▸ The problem:
Work out the number of lines containing "està". Give that number alone.

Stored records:
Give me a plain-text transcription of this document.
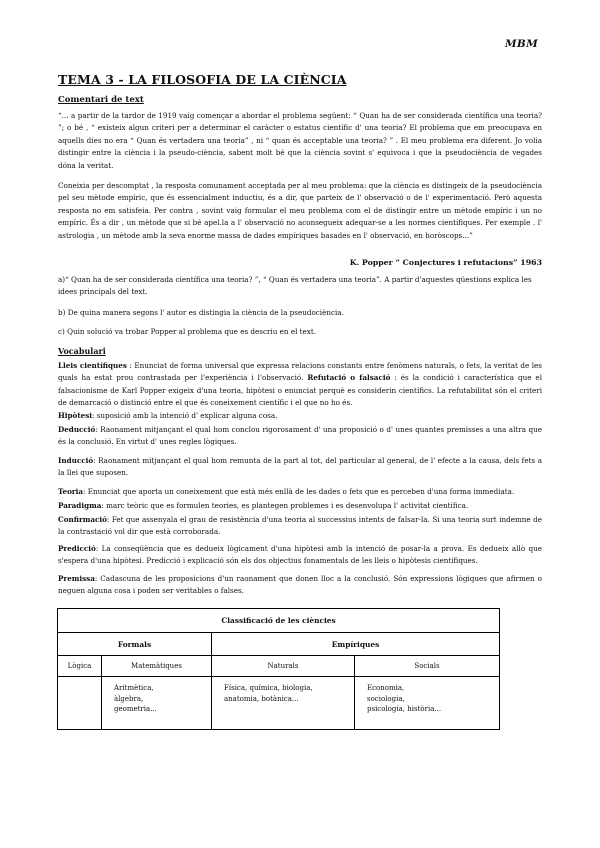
MBM
TEMA 3 - LA FILOSOFIA DE LA CIÈNCIA
Comentari de text

“... a partir de la tardor de 1919 vaig començar a abordar el problema següent: “ Quan ha de ser considerada científica una teoria? ”; o bé , “ existeix algun criteri per a determinar el caràcter o estatus científic d' una teoria? El problema que em preocupava en aquells dies no era “ Quan és vertadera una teoria” , ni “ quan és acceptable una teoria? ” . El meu problema era diferent. Jo volia distingir entre la ciència i la pseudo-ciència, sabent molt bé que la ciència sovint s' equivoca i que la pseudociència de vegades dóna la veritat.

Coneixia per descomptat , la resposta comunament acceptada per al meu problema: que la ciència es distingeix de la pseudociència pel seu mètode empíric, que és essencialment inductiu, és a dir, que parteix de l' observació o de l' experimentació. Però aquesta resposta no em satisfeia. Per contra , sovint vaig formular el meu problema com el de distingir entre un mètode empíric i un no empíric. És a dir , un mètode que si bé apel.la a l' observació no aconsegueix adequar-se a les normes científiques. Per exemple . l' astrologia , un mètode amb la seva enorme massa de dades empíriques basades en l' observació, en horòscops...”

K. Popper “ Conjectures i refutacions” 1963

a)“ Quan ha de ser considerada científica una teoria? ”, “ Quan és vertadera una teoria”. A partir d'aquestes qüestions explica les idees principals del text.

b) De quina manera segons l' autor es distingia la ciència de la pseudociència.

c) Quin solució va trobar Popper al problema que es descriu en el text.

Vocabulari

Lleis científiques : Enunciat de forma universal que expressa relacions constants entre fenòmens naturals, o fets, la veritat de les quals ha estat prou contrastada per l'experiència i l'observació. Refutació o falsació : és la condició i característica que el falsacionisme de Karl Popper exigeix d'una teoria, hipòtesi o enunciat perquè es considerin científics. La refutabilitat són el criteri de demarcació o distinció entre el que és coneixement científic i el que no ho és.

Hipòtesi: suposició amb la intenció d' explicar alguna cosa.

Deducció: Raonament mitjançant el qual hom conclou rigorosament d' una proposició o d' unes quantes premisses a una altra que és la conclusió. En virtut d' unes regles lògiques.

Inducció: Raonament mitjançant el qual hom remunta de la part al tot, del particular al general, de l' efecte a la causa, dels fets a la llei que suposen.

Teoria: Enunciat que aporta un coneixement que està més enllà de les dades o fets que es perceben d'una forma immediata.

Paradigma: marc teòric que es formulen teories, es plantegen problemes i es desenvolupa l' activitat científica.

Confirmació: Fet que assenyala el grau de resistència d'una teoria al successius intents de falsar-la. Si una teoria surt indemne de la contrastació vol dir que està corroborada.

Predicció: La conseqüència que es dedueix lògicament d'una hipòtesi amb la intenció de posar-la a prova. Es dedueix allò que s'espera d'una hipòtesi. Predicció i explicació són els dos objectius fonamentals de les lleis o hipòtesis científiques.

Premissa: Cadascuna de les proposicions d'un raonament que donen lloc a la conclusió. Són expressions lògiques que afirmen o neguen alguna cosa i poden ser veritables o falses.

Classificació de les ciències			
Formals		Empíriques	
Lògica	Matemàtiques	Naturals	Socials
	Aritmètica,
àlgebra,
geometria...	Física, química, biologia,
anatomia, botànica...	Economia,
sociologia,
psicologia, història...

▸ Result of this exercise:
2